%%

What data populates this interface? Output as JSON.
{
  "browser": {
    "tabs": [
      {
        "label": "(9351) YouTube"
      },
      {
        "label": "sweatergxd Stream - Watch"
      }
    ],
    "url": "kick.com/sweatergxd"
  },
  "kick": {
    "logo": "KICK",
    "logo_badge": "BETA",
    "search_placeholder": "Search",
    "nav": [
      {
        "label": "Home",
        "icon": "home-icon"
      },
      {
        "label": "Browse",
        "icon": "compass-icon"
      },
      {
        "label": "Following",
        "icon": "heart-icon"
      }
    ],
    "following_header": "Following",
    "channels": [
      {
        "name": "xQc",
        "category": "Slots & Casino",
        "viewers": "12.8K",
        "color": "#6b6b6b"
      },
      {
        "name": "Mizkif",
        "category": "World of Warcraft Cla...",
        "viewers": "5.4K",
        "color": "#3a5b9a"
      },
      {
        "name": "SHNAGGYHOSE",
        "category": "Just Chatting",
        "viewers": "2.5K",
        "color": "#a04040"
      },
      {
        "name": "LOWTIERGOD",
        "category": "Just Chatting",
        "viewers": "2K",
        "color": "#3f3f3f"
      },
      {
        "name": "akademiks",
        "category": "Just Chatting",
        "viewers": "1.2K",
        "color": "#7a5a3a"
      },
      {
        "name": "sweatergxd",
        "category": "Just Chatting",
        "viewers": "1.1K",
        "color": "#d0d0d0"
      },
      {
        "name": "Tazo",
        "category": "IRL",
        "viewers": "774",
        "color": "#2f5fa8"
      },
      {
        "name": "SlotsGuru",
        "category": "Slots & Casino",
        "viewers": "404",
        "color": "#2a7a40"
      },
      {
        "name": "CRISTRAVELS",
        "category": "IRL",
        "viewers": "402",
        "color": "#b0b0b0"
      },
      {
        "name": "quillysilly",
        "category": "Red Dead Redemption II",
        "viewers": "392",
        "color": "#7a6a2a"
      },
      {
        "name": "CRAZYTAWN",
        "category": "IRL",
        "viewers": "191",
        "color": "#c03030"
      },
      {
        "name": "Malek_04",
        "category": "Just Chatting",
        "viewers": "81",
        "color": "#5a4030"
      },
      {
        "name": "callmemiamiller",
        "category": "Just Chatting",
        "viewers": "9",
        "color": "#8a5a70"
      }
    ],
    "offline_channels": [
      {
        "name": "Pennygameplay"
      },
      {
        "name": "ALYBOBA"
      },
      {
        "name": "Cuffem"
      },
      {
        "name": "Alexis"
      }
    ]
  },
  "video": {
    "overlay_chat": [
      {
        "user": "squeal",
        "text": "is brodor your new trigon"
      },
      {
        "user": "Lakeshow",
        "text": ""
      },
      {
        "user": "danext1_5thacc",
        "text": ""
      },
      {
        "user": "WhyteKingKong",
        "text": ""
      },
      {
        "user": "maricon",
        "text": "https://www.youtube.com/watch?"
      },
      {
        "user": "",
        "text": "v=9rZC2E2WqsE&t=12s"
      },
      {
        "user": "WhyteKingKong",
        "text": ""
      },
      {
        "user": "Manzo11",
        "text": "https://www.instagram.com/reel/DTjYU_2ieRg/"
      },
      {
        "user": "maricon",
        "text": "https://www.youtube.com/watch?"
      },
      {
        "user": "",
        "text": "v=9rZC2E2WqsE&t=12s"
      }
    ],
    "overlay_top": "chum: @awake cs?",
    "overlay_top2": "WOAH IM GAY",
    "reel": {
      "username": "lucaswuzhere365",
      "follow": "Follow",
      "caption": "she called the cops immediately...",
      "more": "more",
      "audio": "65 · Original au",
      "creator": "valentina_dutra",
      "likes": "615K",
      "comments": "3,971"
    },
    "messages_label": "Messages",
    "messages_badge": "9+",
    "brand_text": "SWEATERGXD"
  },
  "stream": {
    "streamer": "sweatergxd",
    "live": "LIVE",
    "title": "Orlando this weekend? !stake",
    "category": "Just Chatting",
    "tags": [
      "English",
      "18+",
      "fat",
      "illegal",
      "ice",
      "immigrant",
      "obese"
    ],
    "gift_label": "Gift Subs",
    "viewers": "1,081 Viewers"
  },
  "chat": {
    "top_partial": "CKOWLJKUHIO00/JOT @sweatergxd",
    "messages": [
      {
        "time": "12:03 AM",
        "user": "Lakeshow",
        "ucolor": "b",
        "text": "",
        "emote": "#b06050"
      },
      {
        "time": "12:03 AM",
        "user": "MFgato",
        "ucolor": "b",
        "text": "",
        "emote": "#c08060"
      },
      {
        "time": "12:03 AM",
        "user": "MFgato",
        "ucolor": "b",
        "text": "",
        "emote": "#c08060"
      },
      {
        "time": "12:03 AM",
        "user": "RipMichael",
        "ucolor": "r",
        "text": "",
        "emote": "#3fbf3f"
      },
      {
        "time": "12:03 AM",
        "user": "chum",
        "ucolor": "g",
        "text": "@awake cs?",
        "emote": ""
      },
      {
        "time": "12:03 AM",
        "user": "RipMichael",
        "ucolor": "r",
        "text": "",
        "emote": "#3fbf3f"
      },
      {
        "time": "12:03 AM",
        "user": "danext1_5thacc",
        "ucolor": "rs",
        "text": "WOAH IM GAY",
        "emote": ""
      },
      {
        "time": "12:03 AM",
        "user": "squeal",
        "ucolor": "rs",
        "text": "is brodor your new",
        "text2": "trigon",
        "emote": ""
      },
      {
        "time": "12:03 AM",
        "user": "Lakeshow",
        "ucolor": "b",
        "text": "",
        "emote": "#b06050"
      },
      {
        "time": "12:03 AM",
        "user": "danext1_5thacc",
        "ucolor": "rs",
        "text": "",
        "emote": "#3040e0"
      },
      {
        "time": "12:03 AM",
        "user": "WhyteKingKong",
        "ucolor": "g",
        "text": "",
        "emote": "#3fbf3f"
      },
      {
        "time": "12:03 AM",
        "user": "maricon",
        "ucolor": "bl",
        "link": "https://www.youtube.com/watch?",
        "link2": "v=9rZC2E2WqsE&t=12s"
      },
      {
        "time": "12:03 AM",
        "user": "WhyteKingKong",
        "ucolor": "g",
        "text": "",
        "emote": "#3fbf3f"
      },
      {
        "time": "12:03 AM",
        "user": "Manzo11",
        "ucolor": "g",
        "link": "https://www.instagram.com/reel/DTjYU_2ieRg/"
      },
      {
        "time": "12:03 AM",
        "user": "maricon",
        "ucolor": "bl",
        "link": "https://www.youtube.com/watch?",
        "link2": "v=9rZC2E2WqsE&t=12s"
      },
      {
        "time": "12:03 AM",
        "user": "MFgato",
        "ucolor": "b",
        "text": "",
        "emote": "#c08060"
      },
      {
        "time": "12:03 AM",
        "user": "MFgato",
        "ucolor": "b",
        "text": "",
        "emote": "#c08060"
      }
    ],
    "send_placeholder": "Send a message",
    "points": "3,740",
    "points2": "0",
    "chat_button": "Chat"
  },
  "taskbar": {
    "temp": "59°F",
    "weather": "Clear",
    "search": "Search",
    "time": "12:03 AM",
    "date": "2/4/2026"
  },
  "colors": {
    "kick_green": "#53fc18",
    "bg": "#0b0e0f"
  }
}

%%

--- Aim of the task ---
Copy every record above exactly as it appears.

--- Task output ---
What data populates this interface? Output as JSON.
{
  "browser": {
    "tabs": [
      {
        "label": "(9351) YouTube"
      },
      {
        "label": "sweatergxd Stream - Watch"
      }
    ],
    "url": "kick.com/sweatergxd"
  },
  "kick": {
    "logo": "KICK",
    "logo_badge": "BETA",
    "search_placeholder": "Search",
    "nav": [
      {
        "label": "Home",
        "icon": "home-icon"
      },
      {
        "label": "Browse",
        "icon": "compass-icon"
      },
      {
        "label": "Following",
        "icon": "heart-icon"
      }
    ],
    "following_header": "Following",
    "channels": [
      {
        "name": "xQc",
        "category": "Slots & Casino",
        "viewers": "12.8K",
        "color": "#6b6b6b"
      },
      {
        "name": "Mizkif",
        "category": "World of Warcraft Cla...",
        "viewers": "5.4K",
        "color": "#3a5b9a"
      },
      {
        "name": "SHNAGGYHOSE",
        "category": "Just Chatting",
        "viewers": "2.5K",
        "color": "#a04040"
      },
      {
        "name": "LOWTIERGOD",
        "category": "Just Chatting",
        "viewers": "2K",
        "color": "#3f3f3f"
      },
      {
        "name": "akademiks",
        "category": "Just Chatting",
        "viewers": "1.2K",
        "color": "#7a5a3a"
      },
      {
        "name": "sweatergxd",
        "category": "Just Chatting",
        "viewers": "1.1K",
        "color": "#d0d0d0"
      },
      {
        "name": "Tazo",
        "category": "IRL",
        "viewers": "774",
        "color": "#2f5fa8"
      },
      {
        "name": "SlotsGuru",
        "category": "Slots & Casino",
        "viewers": "404",
        "color": "#2a7a40"
      },
      {
        "name": "CRISTRAVELS",
        "category": "IRL",
        "viewers": "402",
        "color": "#b0b0b0"
      },
      {
        "name": "quillysilly",
        "category": "Red Dead Redemption II",
        "viewers": "392",
        "color": "#7a6a2a"
      },
      {
        "name": "CRAZYTAWN",
        "category": "IRL",
        "viewers": "191",
        "color": "#c03030"
      },
      {
        "name": "Malek_04",
        "category": "Just Chatting",
        "viewers": "81",
        "color": "#5a4030"
      },
      {
        "name": "callmemiamiller",
        "category": "Just Chatting",
        "viewers": "9",
        "color": "#8a5a70"
      }
    ],
    "offline_channels": [
      {
        "name": "Pennygameplay"
      },
      {
        "name": "ALYBOBA"
      },
      {
        "name": "Cuffem"
      },
      {
        "name": "Alexis"
      }
    ]
  },
  "video": {
    "overlay_chat": [
      {
        "user": "squeal",
        "text": "is brodor your new trigon"
      },
      {
        "user": "Lakeshow",
        "text": ""
      },
      {
        "user": "danext1_5thacc",
        "text": ""
      },
      {
        "user": "WhyteKingKong",
        "text": ""
      },
      {
        "user": "maricon",
        "text": "https://www.youtube.com/watch?"
      },
      {
        "user": "",
        "text": "v=9rZC2E2WqsE&t=12s"
      },
      {
        "user": "WhyteKingKong",
        "text": ""
      },
      {
        "user": "Manzo11",
        "text": "https://www.instagram.com/reel/DTjYU_2ieRg/"
      },
      {
        "user": "maricon",
        "text": "https://www.youtube.com/watch?"
      },
      {
        "user": "",
        "text": "v=9rZC2E2WqsE&t=12s"
      }
    ],
    "overlay_top": "chum: @awake cs?",
    "overlay_top2": "WOAH IM GAY",
    "reel": {
      "username": "lucaswuzhere365",
      "follow": "Follow",
      "caption": "she called the cops immediately...",
      "more": "more",
      "audio": "65 · Original au",
      "creator": "valentina_dutra",
      "likes": "615K",
      "comments": "3,971"
    },
    "messages_label": "Messages",
    "messages_badge": "9+",
    "brand_text": "SWEATERGXD"
  },
  "stream": {
    "streamer": "sweatergxd",
    "live": "LIVE",
    "title": "Orlando this weekend? !stake",
    "category": "Just Chatting",
    "tags": [
      "English",
      "18+",
      "fat",
      "illegal",
      "ice",
      "immigrant",
      "obese"
    ],
    "gift_label": "Gift Subs",
    "viewers": "1,081 Viewers"
  },
  "chat": {
    "top_partial": "CKOWLJKUHIO00/JOT @sweatergxd",
    "messages": [
      {
        "time": "12:03 AM",
        "user": "Lakeshow",
        "ucolor": "b",
        "text": "",
        "emote": "#b06050"
      },
      {
        "time": "12:03 AM",
        "user": "MFgato",
        "ucolor": "b",
        "text": "",
        "emote": "#c08060"
      },
      {
        "time": "12:03 AM",
        "user": "MFgato",
        "ucolor": "b",
        "text": "",
        "emote": "#c08060"
      },
      {
        "time": "12:03 AM",
        "user": "RipMichael",
        "ucolor": "r",
        "text": "",
        "emote": "#3fbf3f"
      },
      {
        "time": "12:03 AM",
        "user": "chum",
        "ucolor": "g",
        "text": "@awake cs?",
        "emote": ""
      },
      {
        "time": "12:03 AM",
        "user": "RipMichael",
        "ucolor": "r",
        "text": "",
        "emote": "#3fbf3f"
      },
      {
        "time": "12:03 AM",
        "user": "danext1_5thacc",
        "ucolor": "rs",
        "text": "WOAH IM GAY",
        "emote": ""
      },
      {
        "time": "12:03 AM",
        "user": "squeal",
        "ucolor": "rs",
        "text": "is brodor your new",
        "text2": "trigon",
        "emote": ""
      },
      {
        "time": "12:03 AM",
        "user": "Lakeshow",
        "ucolor": "b",
        "text": "",
        "emote": "#b06050"
      },
      {
        "time": "12:03 AM",
        "user": "danext1_5thacc",
        "ucolor": "rs",
        "text": "",
        "emote": "#3040e0"
      },
      {
        "time": "12:03 AM",
        "user": "WhyteKingKong",
        "ucolor": "g",
        "text": "",
        "emote": "#3fbf3f"
      },
      {
        "time": "12:03 AM",
        "user": "maricon",
        "ucolor": "bl",
        "link": "https://www.youtube.com/watch?",
        "link2": "v=9rZC2E2WqsE&t=12s"
      },
      {
        "time": "12:03 AM",
        "user": "WhyteKingKong",
        "ucolor": "g",
        "text": "",
        "emote": "#3fbf3f"
      },
      {
        "time": "12:03 AM",
        "user": "Manzo11",
        "ucolor": "g",
        "link": "https://www.instagram.com/reel/DTjYU_2ieRg/"
      },
      {
        "time": "12:03 AM",
        "user": "maricon",
        "ucolor": "bl",
        "link": "https://www.youtube.com/watch?",
        "link2": "v=9rZC2E2WqsE&t=12s"
      },
      {
        "time": "12:03 AM",
        "user": "MFgato",
        "ucolor": "b",
        "text": "",
        "emote": "#c08060"
      },
      {
        "time": "12:03 AM",
        "user": "MFgato",
        "ucolor": "b",
        "text": "",
        "emote": "#c08060"
      }
    ],
    "send_placeholder": "Send a message",
    "points": "3,740",
    "points2": "0",
    "chat_button": "Chat"
  },
  "taskbar": {
    "temp": "59°F",
    "weather": "Clear",
    "search": "Search",
    "time": "12:03 AM",
    "date": "2/4/2026"
  },
  "colors": {
    "kick_green": "#53fc18",
    "bg": "#0b0e0f"
  }
}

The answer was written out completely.